STUDY TEXT Start Marker

Amid anger from his own MPs and facing the resignation of several councillors, Starmer ripped up his campaign schedule to give an apologetic interview to the London-based ATN Bangla UK television channel.

In some constituencies – often, but not always, with large Muslim populations – over the past six weeks a parallel WhatsApp election has taken place where the big issues have been Labour’s policy towards Gaza and the party’s tough talk on immigration.

One Labour candidate in a seat with a large Muslim population said the Bangladesh video was a real problem for the party. “Things are flying around WhatsApp in a way they didn’t in previous elections,” they said. “We’re rebutting it on the doorstep but the correction doesn’t fly on WhatsApp.

“When they hear the reply it’s quite powerful – Keir Starmer’s first trip was to Bangladesh. We’re just trying to get people in the know in the community to spread the word.”

Dr Patrícia Rossini of the University of Glasgow, who has studied the effect of WhatsApp on elections in her native Brazil, said the messaging app is a “completely hidden information environment”, which can lead to big surprises when votes are counted.

“It’s virtually impossible to factcheck or remove content once it’s gone viral,” she said. “It’s not even possible to know how viral something has become.”

She said people are more likely to trust text, memes and videos forwarded by people they know, adding: “What’s fascinating to me about WhatsApp is there’s no algorithmic amplification. It’s entirely driven by people and peers.”

As a result, if there is one big unknown before Thursday’s election, it is whether Labour’s success in winning over former Tory voters across the country will be undermined by the loss of some previously safe seats – where campaign activity is often driven by the rapid forwarding of content on the messaging app.

Activists in nominally safe seats across the West Midlands and Greater Manchester are being told to stay home and campaign in constituencies where Labour might have expected 20,000-vote majorities but now fear losses to pro-Gaza independent candidates or George Galloway’s Workers party.

This alternative peer-to-peer distribution model means that news that matters to communities can be widely broadcast, even if mainstream outlets are not overly focusing on it.

An early sign of this was a video clip of Starmer on the radio station LBC, where he pledged his support for Israel’s right to defend itself after Hamas’s deadly 7 October attacks. This, and other Gaza-related clips going viral on WhatsApp, were partly credited with Galloway’s victory in this year’s Rochdale byelection.

One young woman in the supposedly safe Labour seat of Birmingham Hodge Hill interviewed for the Guardian’s project looking at voters’ media habits said she had never heard of an Israel-Palestine conflict until last October.

Now, having been horrified by Gaza content she had seen online – on TikTok and Instagram as well as WhatsApp – she rated it as one of her top issues, causing her to change her vote from Labour to Green.

By comparison, national campaign coverage of Gaza as an election issue has been limited, with the war barely featuring in the various televised leaders’ debates.

Labour campaigners said there was no doubt the Bangladesh clip had now been seen by far more people than tuned in for the original Sun interview. One viral edit of the video omits the fact that Starmer was discussing illegal immigration from Bangladesh, causing Labour to call it “misinformation”.

Rossini said WhatsApp could change elections because it rewards politicians who “focus on micro issues that are really emotional” in an election, as opposed to a broader pitch.

“Rather than thinking about an election as a choice for a government on economy, health or other things, you’re thinking about their stance on a particular thing you deeply care about,” she said.

She said all of this reflected a different approach to consuming political news compared with the past, saying: “You don’t have to follow the news because things that matter to you or concern your community will reach you.

“It’s discovery that is unintentional. A small minority of users are thinking of WhatsApp as a major source of news – but more people on WhatsApp are being found by pieces of news.”

STUDY TEXT End Marker

→ STUDY QUESTIONS
**a)** In the article on WhatsApp and the election, which television channel did Starmer give an apologetic interview to?
**b)** Set down the part of the WhatsApp election article that begins with the words "One Labour candidate" and ends with "votes are counted.".
**c)** Name every app or social media platform mentioned in the WhatsApp election article.

MATERIAL SUPPLIED Start Marker

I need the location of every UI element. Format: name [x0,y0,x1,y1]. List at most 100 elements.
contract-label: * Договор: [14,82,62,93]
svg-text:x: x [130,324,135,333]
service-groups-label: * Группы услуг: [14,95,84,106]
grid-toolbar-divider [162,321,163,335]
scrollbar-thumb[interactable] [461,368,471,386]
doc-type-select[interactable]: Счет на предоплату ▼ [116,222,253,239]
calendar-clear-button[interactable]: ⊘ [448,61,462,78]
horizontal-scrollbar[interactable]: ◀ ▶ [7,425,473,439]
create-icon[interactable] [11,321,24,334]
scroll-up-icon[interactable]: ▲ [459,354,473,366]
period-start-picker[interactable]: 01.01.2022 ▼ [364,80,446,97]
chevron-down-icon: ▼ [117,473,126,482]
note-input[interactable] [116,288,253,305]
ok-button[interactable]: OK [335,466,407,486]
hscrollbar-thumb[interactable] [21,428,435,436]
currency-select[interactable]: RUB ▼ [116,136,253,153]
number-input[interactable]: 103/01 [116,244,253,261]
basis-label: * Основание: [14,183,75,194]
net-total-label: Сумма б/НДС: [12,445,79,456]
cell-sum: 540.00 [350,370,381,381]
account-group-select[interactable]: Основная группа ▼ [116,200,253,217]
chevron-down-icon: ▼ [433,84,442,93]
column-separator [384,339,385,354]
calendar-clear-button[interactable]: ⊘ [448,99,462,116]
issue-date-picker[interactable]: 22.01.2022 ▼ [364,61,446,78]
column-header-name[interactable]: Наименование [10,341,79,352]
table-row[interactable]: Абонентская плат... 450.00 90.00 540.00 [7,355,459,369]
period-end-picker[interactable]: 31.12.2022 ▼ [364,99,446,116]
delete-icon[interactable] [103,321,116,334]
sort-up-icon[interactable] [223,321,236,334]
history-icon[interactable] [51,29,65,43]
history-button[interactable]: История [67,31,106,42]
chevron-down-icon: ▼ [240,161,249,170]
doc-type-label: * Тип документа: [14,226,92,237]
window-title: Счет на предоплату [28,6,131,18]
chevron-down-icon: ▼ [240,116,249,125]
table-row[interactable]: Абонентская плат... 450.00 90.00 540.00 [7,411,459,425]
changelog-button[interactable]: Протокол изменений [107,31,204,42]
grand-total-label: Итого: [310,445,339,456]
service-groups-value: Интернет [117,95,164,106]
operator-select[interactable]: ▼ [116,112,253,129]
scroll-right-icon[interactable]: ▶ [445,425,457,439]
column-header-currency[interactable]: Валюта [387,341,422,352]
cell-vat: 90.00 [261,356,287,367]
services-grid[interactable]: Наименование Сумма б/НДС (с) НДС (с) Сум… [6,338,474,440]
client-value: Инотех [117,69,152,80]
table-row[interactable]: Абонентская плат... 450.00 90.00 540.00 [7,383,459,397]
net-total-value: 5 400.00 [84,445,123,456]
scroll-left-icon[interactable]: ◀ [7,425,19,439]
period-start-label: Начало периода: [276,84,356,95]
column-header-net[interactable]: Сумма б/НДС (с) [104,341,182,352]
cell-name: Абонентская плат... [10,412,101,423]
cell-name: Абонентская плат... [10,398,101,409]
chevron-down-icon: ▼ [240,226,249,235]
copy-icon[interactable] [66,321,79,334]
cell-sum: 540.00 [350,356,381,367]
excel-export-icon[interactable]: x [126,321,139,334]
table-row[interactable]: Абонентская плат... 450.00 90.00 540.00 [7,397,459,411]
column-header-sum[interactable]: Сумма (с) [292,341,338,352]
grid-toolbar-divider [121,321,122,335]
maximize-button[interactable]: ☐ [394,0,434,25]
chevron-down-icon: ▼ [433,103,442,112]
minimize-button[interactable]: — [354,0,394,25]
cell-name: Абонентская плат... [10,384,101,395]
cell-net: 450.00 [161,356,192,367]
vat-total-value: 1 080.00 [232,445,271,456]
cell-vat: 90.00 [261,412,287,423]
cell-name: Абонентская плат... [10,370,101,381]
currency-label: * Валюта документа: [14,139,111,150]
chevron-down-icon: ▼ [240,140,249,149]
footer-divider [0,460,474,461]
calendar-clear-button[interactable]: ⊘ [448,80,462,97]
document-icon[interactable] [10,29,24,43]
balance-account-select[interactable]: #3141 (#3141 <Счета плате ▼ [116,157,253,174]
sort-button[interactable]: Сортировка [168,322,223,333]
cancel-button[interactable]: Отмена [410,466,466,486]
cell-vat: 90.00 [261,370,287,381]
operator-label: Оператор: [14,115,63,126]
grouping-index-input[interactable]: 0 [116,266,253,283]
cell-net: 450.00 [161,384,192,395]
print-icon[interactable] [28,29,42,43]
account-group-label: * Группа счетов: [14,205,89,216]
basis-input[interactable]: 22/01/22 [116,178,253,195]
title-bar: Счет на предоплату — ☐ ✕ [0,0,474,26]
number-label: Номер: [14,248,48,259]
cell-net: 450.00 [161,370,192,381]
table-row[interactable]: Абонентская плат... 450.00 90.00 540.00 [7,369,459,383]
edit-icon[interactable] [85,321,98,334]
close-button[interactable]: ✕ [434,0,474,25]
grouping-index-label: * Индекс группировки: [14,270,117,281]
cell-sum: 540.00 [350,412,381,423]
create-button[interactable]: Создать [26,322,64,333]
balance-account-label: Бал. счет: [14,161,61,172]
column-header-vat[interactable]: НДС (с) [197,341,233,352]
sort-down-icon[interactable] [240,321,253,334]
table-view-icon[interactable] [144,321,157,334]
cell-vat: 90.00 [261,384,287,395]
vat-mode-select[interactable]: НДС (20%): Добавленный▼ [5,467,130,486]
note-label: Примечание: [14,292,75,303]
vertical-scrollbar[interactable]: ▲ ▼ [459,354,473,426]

MATERIAL SUPPLIED End Marker

→ OUTPUTS BY TASK
**a)** The London-based ATN Bangla UK television channel.

**b)**
One Labour candidate in a seat with a large Muslim population said the Bangladesh video was a real problem for the party. “Things are flying around WhatsApp in a way they didn’t in previous elections,” they said. “We’re rebutting it on the doorstep but the correction doesn’t fly on WhatsApp.

“When they hear the reply it’s quite powerful – Keir Starmer’s first trip was to Bangladesh. We’re just trying to get people in the know in the community to spread the word.”

Dr Patrícia Rossini of the University of Glasgow, who has studied the effect of WhatsApp on elections in her native Brazil, said the messaging app is a “completely hidden information environment”, which can lead to big surprises when votes are counted.

**c)** WhatsApp, TikTok, Instagram